## Problems and tasks
1. In the text about the residential development guide, who directed the work at the Columbia University Graduate School of Architecture, Planning and Preservation?
2. Pick up the text about the residential development guide after its last sentence and carry it forward.

===== Text excerpt

In collaboration with the Upper Delaware Preservation Coalition (UDPC), the Open Space Institute and the Urban Design Lab (UDL) at Columbia University’s Earth Institute, the Columbia University Graduate School of Architecture, Planning and Preservation, under the direction of professor Richard Plunz, recently released “A Citizen’s Guide to Residential Development,” which is now available to the public.
The guide is the result of a spring semester 2008 Urban Design Research Seminar conducted as a sequel to last year’s seminar and publication of “A River Endangered: Proposed Power Transmission and its Impact on Cultural History along the Upper Delaware River.” Both publications are available through the UDPC and various public locations soon to be determined.

==========
===== Given information

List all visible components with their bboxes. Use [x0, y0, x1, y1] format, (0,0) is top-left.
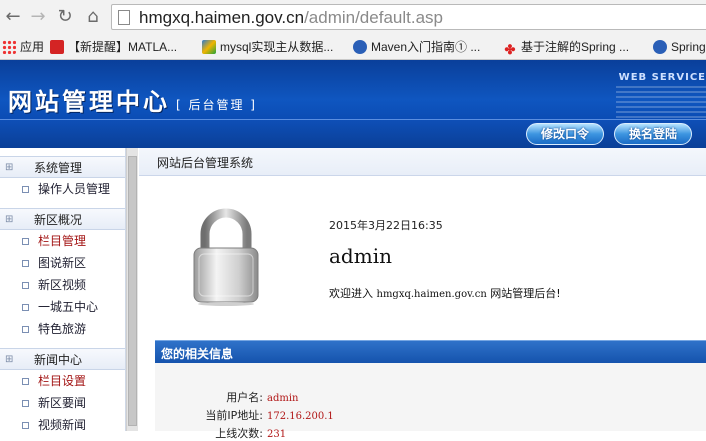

==========

## Results in order
1. Professor Richard Plunz.

2.
According to Plunz, who is also a member of the Town of Lumberland Planning Board, “There seemed to be a real need for people in the Upper Delaware region to have a better understanding of how land development works, what are the review processes and what recourse people have if they disagree with a project proposal. What we found was that there were some very interesting cases in the region where folks had already learned a great deal about how development works, and had had some success in getting input into the process. So the report includes not only the basics of process and concerns, but also some case-studies that people can read and learn from.”
In part, the work augments the Upper DelAWARE Roundtable’s recent GIS mapping of large development projects within the eight counties bordering the Upper Delaware River. Additionally, the Open Space Institute became a partner following an explanation of the research project at a roundtable meeting.
The publication examines the effects of residential development on the natural and social ecologies of the region. As noted in the guide: “The environmental conflicts are as complex as the players involved—governments, residents, developers, tourists—as well as the voiceless participants—the fish, deer, birds and native plants.”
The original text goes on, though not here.